* _What the exercise asks_:
Leave out every picture, then transcribe the rest of the listing exactly.

* _Exercise data_:
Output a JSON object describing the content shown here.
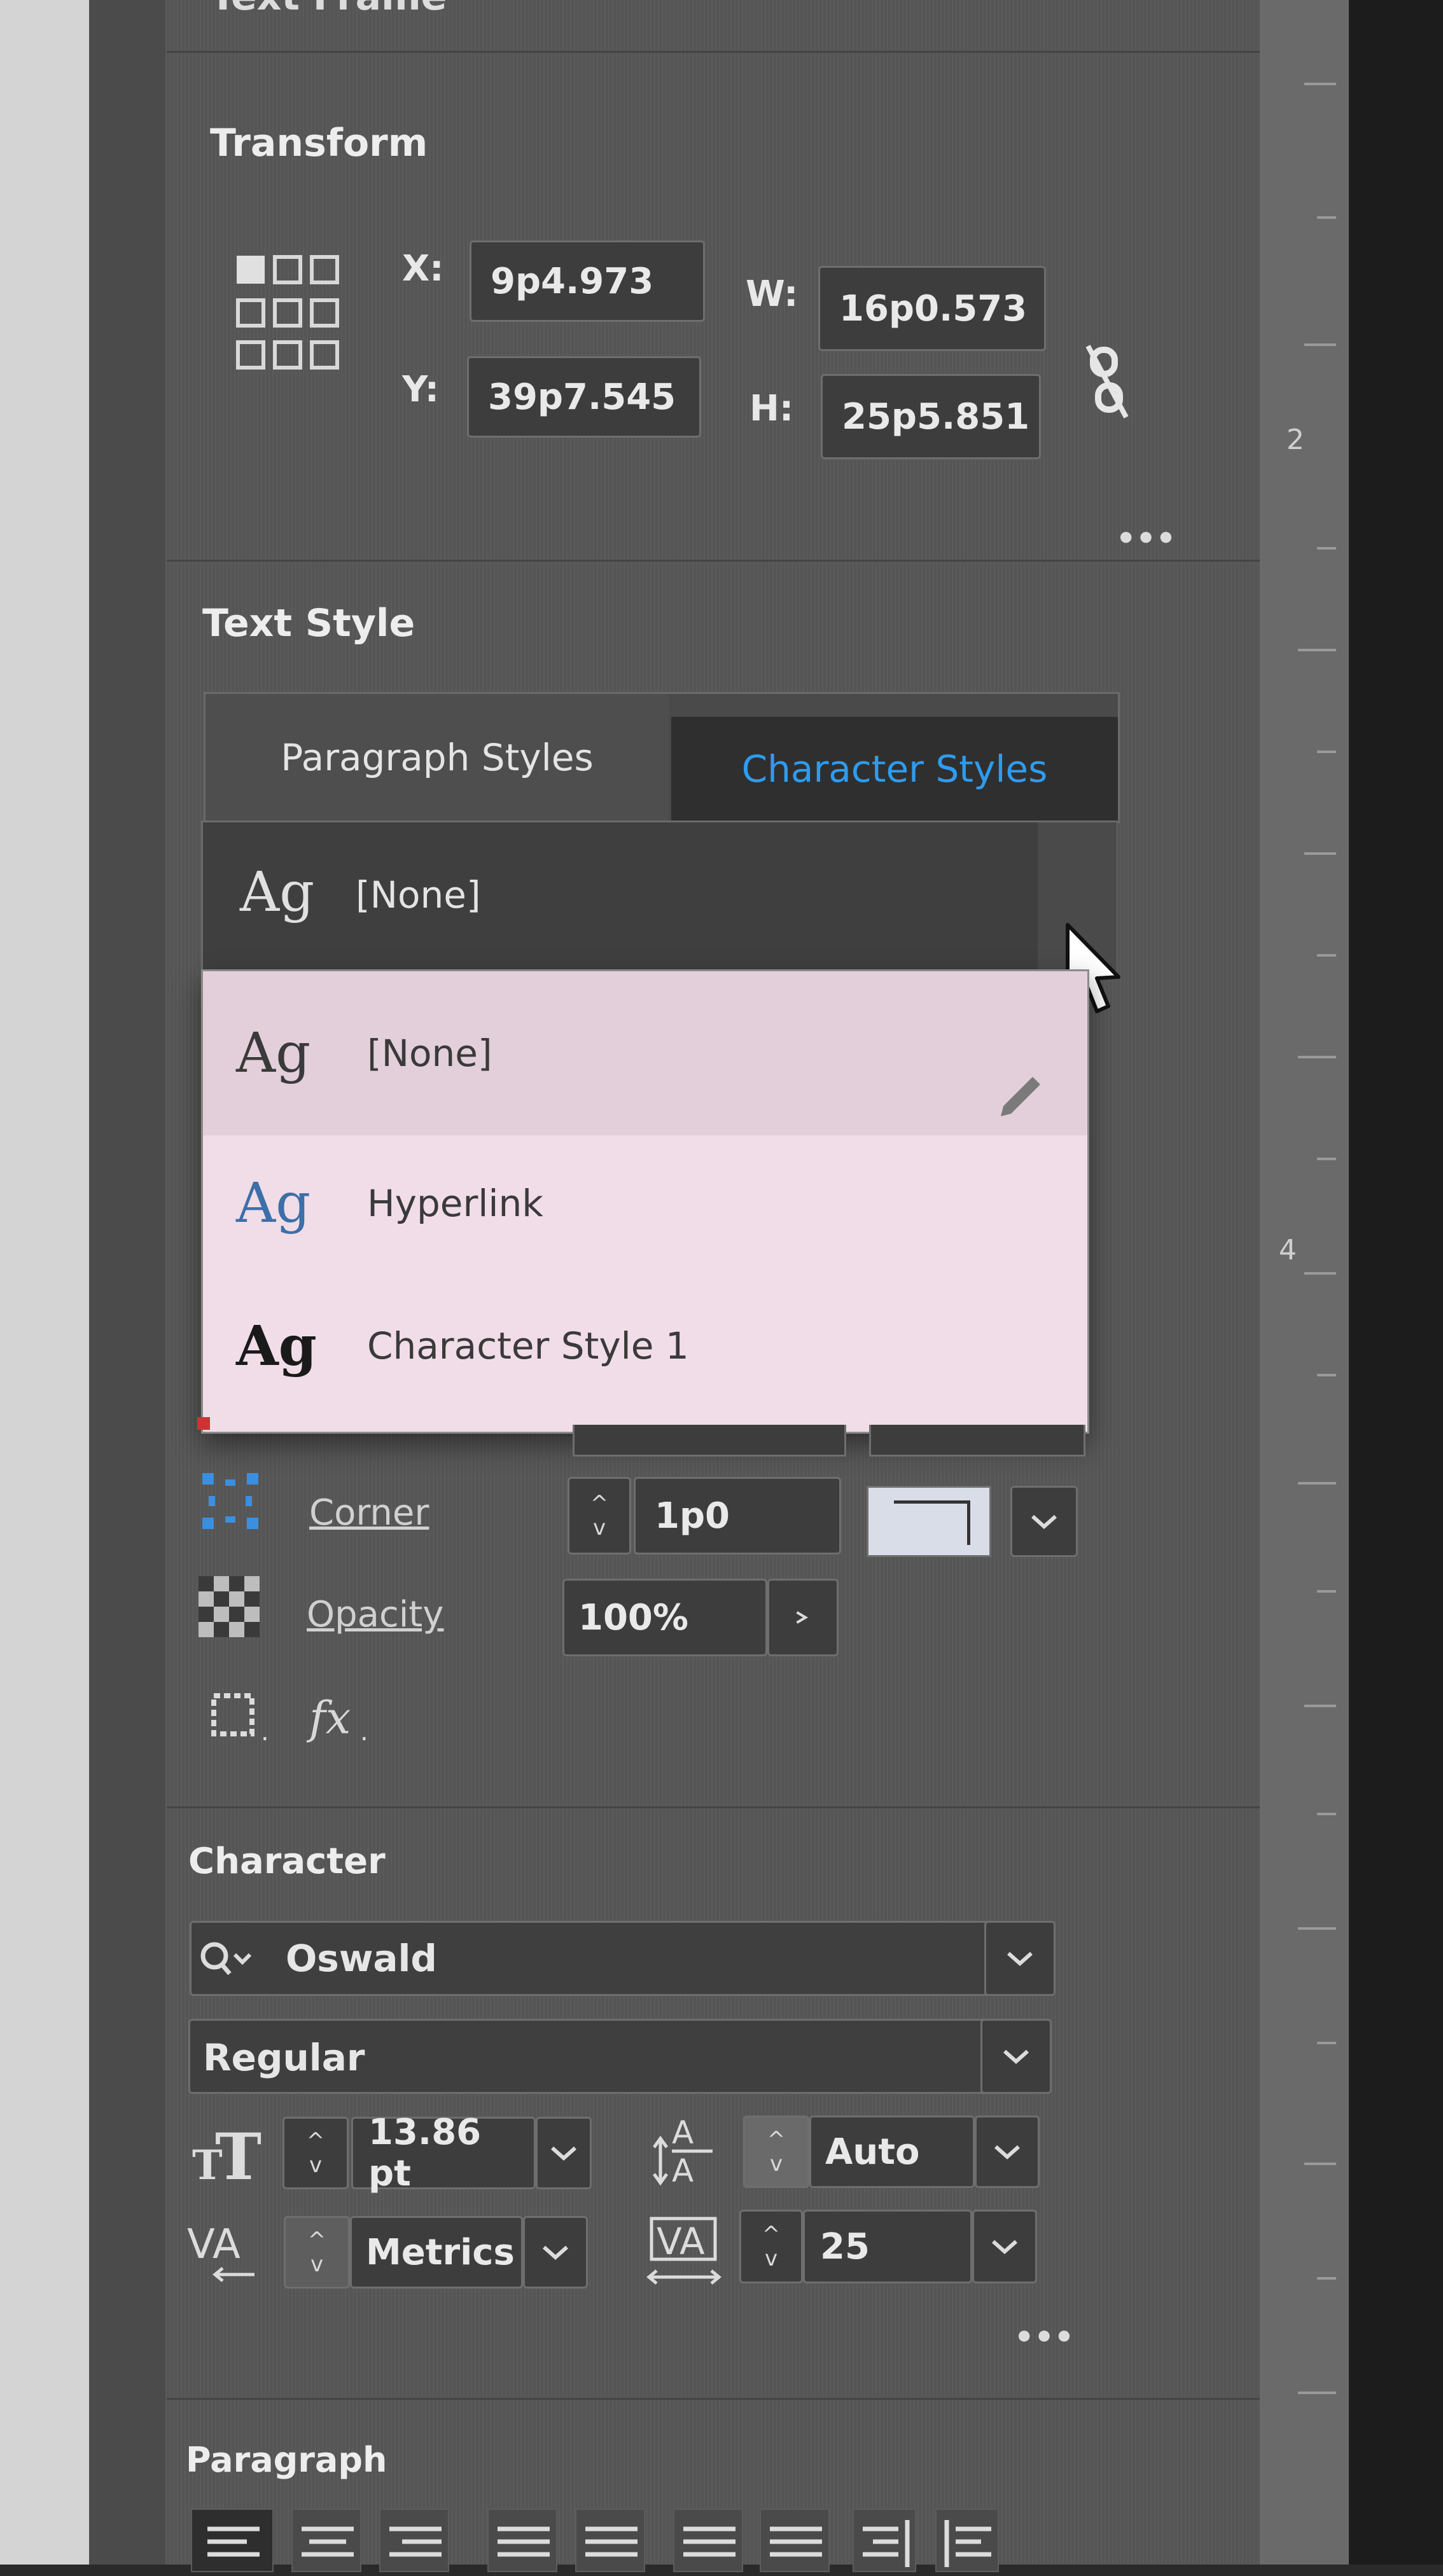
{
  "panel": {
    "header_partial": "Text Frame",
    "transform": {
      "title": "Transform",
      "x_label": "X:",
      "x_value": "9p4.973",
      "y_label": "Y:",
      "y_value": "39p7.545",
      "w_label": "W:",
      "w_value": "16p0.573",
      "h_label": "H:",
      "h_value": "25p5.851",
      "more": "•••"
    },
    "text_style": {
      "title": "Text Style",
      "tabs": [
        {
          "label": "Paragraph Styles",
          "active": false
        },
        {
          "label": "Character Styles",
          "active": true
        }
      ],
      "selected": {
        "icon_text": "Ag",
        "label": "[None]"
      },
      "dropdown_items": [
        {
          "icon_text": "Ag",
          "label": "[None]",
          "color": "#3a3a3a"
        },
        {
          "icon_text": "Ag",
          "label": "Hyperlink",
          "color": "#3d6fa8"
        },
        {
          "icon_text": "Ag",
          "label": "Character Style 1",
          "color": "#1a1a1a"
        }
      ]
    },
    "appearance": {
      "corner_label": "Corner",
      "corner_value": "1p0",
      "opacity_label": "Opacity",
      "opacity_value": "100%"
    },
    "character": {
      "title": "Character",
      "font_family": "Oswald",
      "font_style": "Regular",
      "font_size": "13.86 pt",
      "leading": "Auto",
      "kerning": "Metrics",
      "tracking": "25",
      "more": "•••"
    },
    "paragraph": {
      "title": "Paragraph"
    }
  },
  "ruler": {
    "numbers": [
      "2",
      "4"
    ]
  },
  "colors": {
    "accent": "#2d9cf0",
    "panel_bg": "#555555",
    "menu_bg": "#f1dde7"
  }
}
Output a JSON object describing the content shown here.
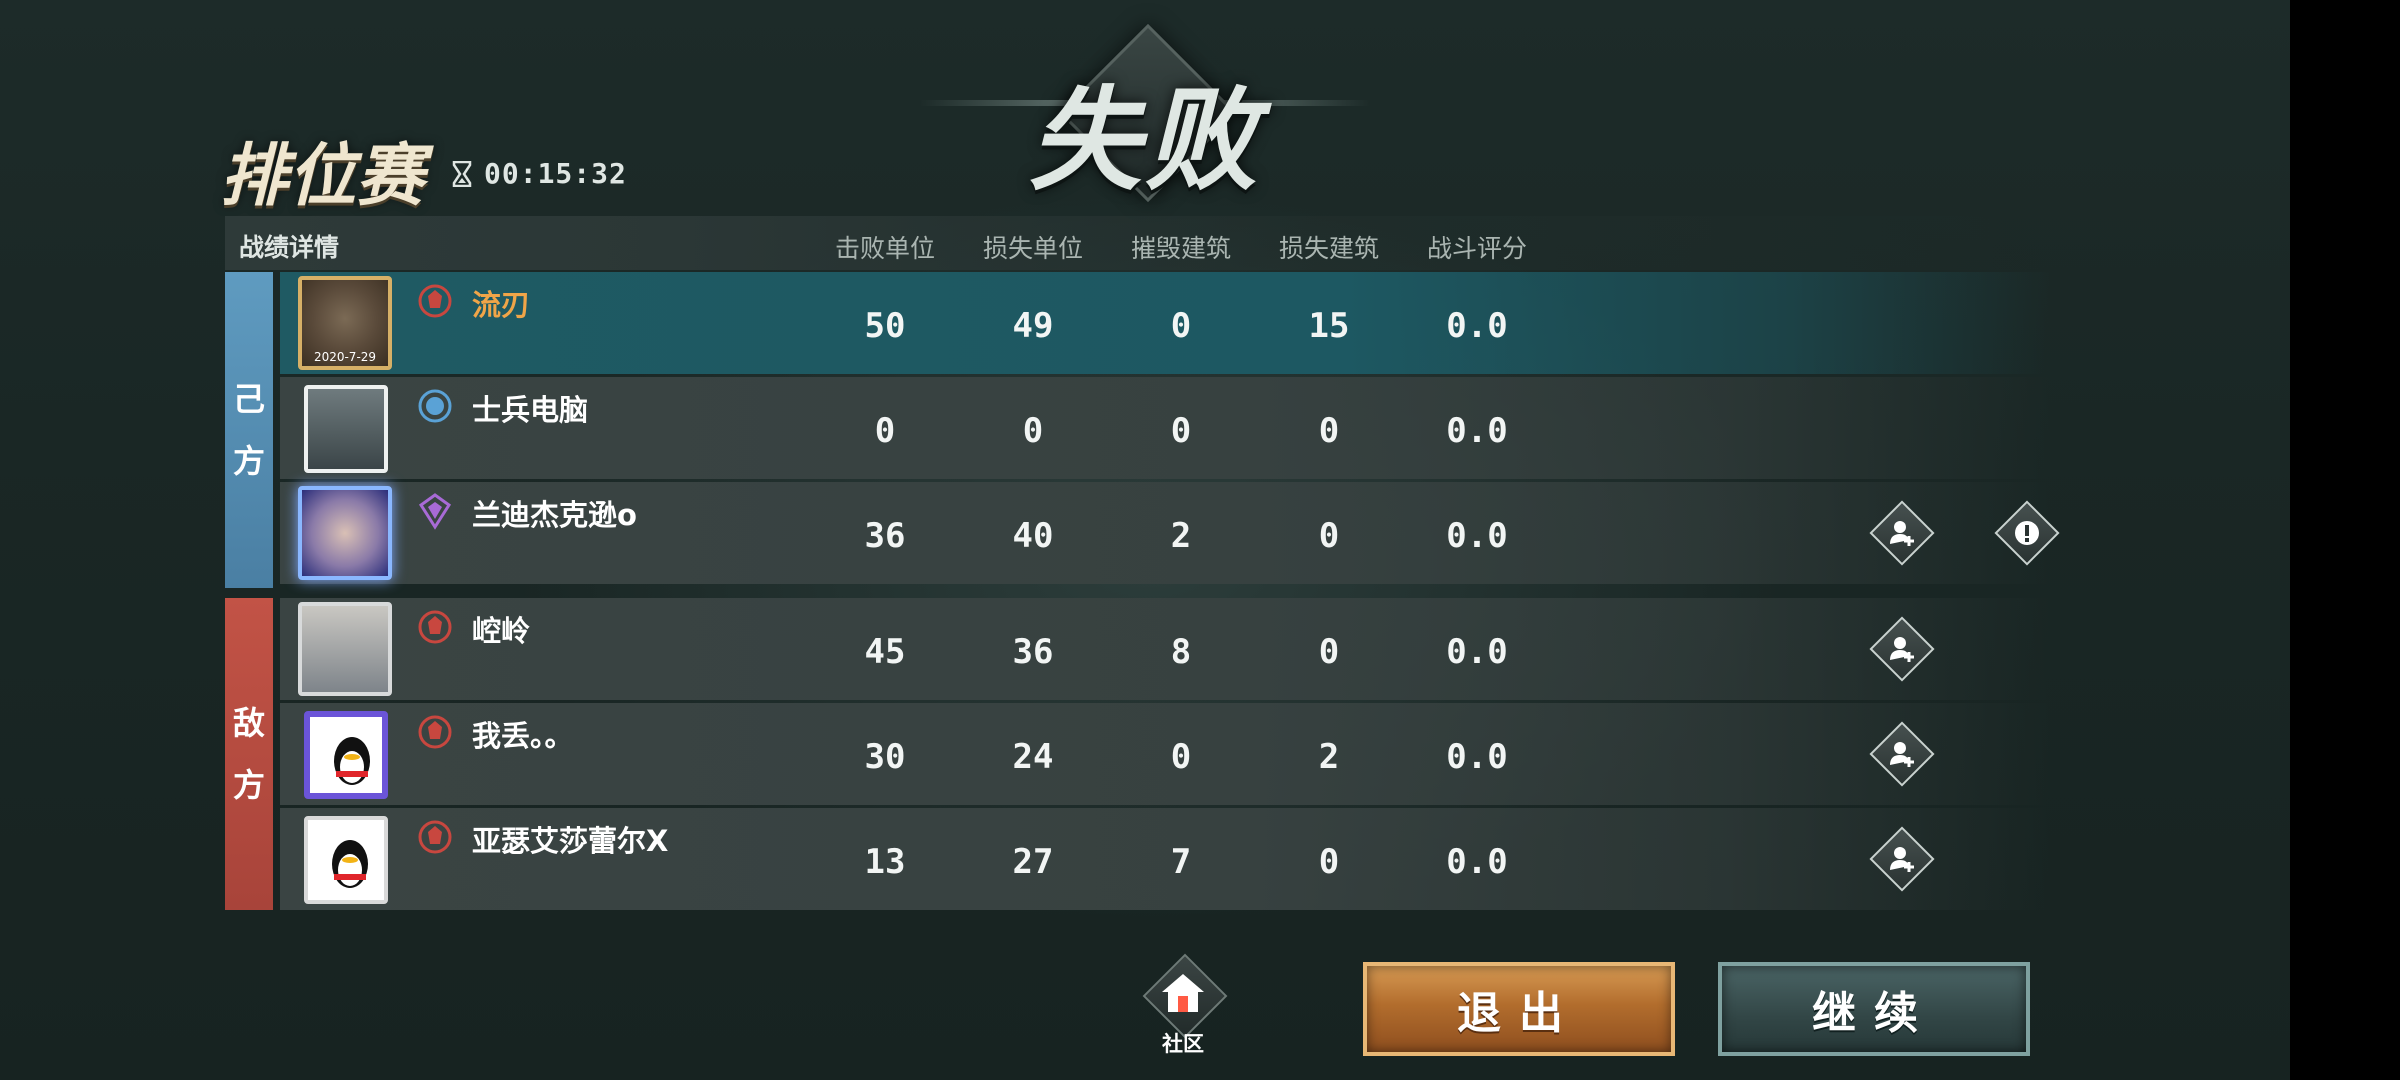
{
  "result": {
    "title": "失败"
  },
  "mode": {
    "title": "排位赛",
    "timer": "00:15:32"
  },
  "table": {
    "header_label": "战绩详情",
    "columns": [
      "击败单位",
      "损失单位",
      "摧毁建筑",
      "损失建筑",
      "战斗评分"
    ]
  },
  "teams": {
    "ally_label_1": "己",
    "ally_label_2": "方",
    "enemy_label_1": "敌",
    "enemy_label_2": "方"
  },
  "players": [
    {
      "name": "流刃",
      "avatar_caption": "2020-7-29",
      "kills": "50",
      "losses": "49",
      "destroyed": "0",
      "lost_buildings": "15",
      "score": "0.0",
      "rank_icon": "red-rank-icon",
      "self": true
    },
    {
      "name": "士兵电脑",
      "kills": "0",
      "losses": "0",
      "destroyed": "0",
      "lost_buildings": "0",
      "score": "0.0",
      "rank_icon": "blue-rank-icon"
    },
    {
      "name": "兰迪杰克逊o",
      "kills": "36",
      "losses": "40",
      "destroyed": "2",
      "lost_buildings": "0",
      "score": "0.0",
      "rank_icon": "purple-rank-icon"
    },
    {
      "name": "崆岭",
      "kills": "45",
      "losses": "36",
      "destroyed": "8",
      "lost_buildings": "0",
      "score": "0.0",
      "rank_icon": "red-rank-icon"
    },
    {
      "name": "我丢。。",
      "kills": "30",
      "losses": "24",
      "destroyed": "0",
      "lost_buildings": "2",
      "score": "0.0",
      "rank_icon": "red-rank-icon"
    },
    {
      "name": "亚瑟艾莎蕾尔X",
      "kills": "13",
      "losses": "27",
      "destroyed": "7",
      "lost_buildings": "0",
      "score": "0.0",
      "rank_icon": "red-rank-icon"
    }
  ],
  "bottom": {
    "community_label": "社区",
    "exit_label": "退出",
    "continue_label": "继续"
  },
  "colors": {
    "ally": "#5f9bc0",
    "enemy": "#c25346",
    "self_row": "#1f5a63",
    "self_name": "#f0a548"
  }
}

* _Problem solution_:
Output a JSON object describing the content shown here.
{
  "panel": {
    "header_partial": "Text Frame",
    "transform": {
      "title": "Transform",
      "x_label": "X:",
      "x_value": "9p4.973",
      "y_label": "Y:",
      "y_value": "39p7.545",
      "w_label": "W:",
      "w_value": "16p0.573",
      "h_label": "H:",
      "h_value": "25p5.851",
      "more": "•••"
    },
    "text_style": {
      "title": "Text Style",
      "tabs": [
        {
          "label": "Paragraph Styles",
          "active": false
        },
        {
          "label": "Character Styles",
          "active": true
        }
      ],
      "selected": {
        "icon_text": "Ag",
        "label": "[None]"
      },
      "dropdown_items": [
        {
          "icon_text": "Ag",
          "label": "[None]",
          "color": "#3a3a3a"
        },
        {
          "icon_text": "Ag",
          "label": "Hyperlink",
          "color": "#3d6fa8"
        },
        {
          "icon_text": "Ag",
          "label": "Character Style 1",
          "color": "#1a1a1a"
        }
      ]
    },
    "appearance": {
      "corner_label": "Corner",
      "corner_value": "1p0",
      "opacity_label": "Opacity",
      "opacity_value": "100%"
    },
    "character": {
      "title": "Character",
      "font_family": "Oswald",
      "font_style": "Regular",
      "font_size": "13.86 pt",
      "leading": "Auto",
      "kerning": "Metrics",
      "tracking": "25",
      "more": "•••"
    },
    "paragraph": {
      "title": "Paragraph"
    }
  },
  "ruler": {
    "numbers": [
      "2",
      "4"
    ]
  },
  "colors": {
    "accent": "#2d9cf0",
    "panel_bg": "#555555",
    "menu_bg": "#f1dde7"
  }
}
Output a JSON object describing the content shown here.
{
  "result": {
    "title": "失败"
  },
  "mode": {
    "title": "排位赛",
    "timer": "00:15:32"
  },
  "table": {
    "header_label": "战绩详情",
    "columns": [
      "击败单位",
      "损失单位",
      "摧毁建筑",
      "损失建筑",
      "战斗评分"
    ]
  },
  "teams": {
    "ally_label_1": "己",
    "ally_label_2": "方",
    "enemy_label_1": "敌",
    "enemy_label_2": "方"
  },
  "players": [
    {
      "name": "流刃",
      "avatar_caption": "2020-7-29",
      "kills": "50",
      "losses": "49",
      "destroyed": "0",
      "lost_buildings": "15",
      "score": "0.0",
      "rank_icon": "red-rank-icon",
      "self": true
    },
    {
      "name": "士兵电脑",
      "kills": "0",
      "losses": "0",
      "destroyed": "0",
      "lost_buildings": "0",
      "score": "0.0",
      "rank_icon": "blue-rank-icon"
    },
    {
      "name": "兰迪杰克逊o",
      "kills": "36",
      "losses": "40",
      "destroyed": "2",
      "lost_buildings": "0",
      "score": "0.0",
      "rank_icon": "purple-rank-icon"
    },
    {
      "name": "崆岭",
      "kills": "45",
      "losses": "36",
      "destroyed": "8",
      "lost_buildings": "0",
      "score": "0.0",
      "rank_icon": "red-rank-icon"
    },
    {
      "name": "我丢。。",
      "kills": "30",
      "losses": "24",
      "destroyed": "0",
      "lost_buildings": "2",
      "score": "0.0",
      "rank_icon": "red-rank-icon"
    },
    {
      "name": "亚瑟艾莎蕾尔X",
      "kills": "13",
      "losses": "27",
      "destroyed": "7",
      "lost_buildings": "0",
      "score": "0.0",
      "rank_icon": "red-rank-icon"
    }
  ],
  "bottom": {
    "community_label": "社区",
    "exit_label": "退出",
    "continue_label": "继续"
  },
  "colors": {
    "ally": "#5f9bc0",
    "enemy": "#c25346",
    "self_row": "#1f5a63",
    "self_name": "#f0a548"
  }
}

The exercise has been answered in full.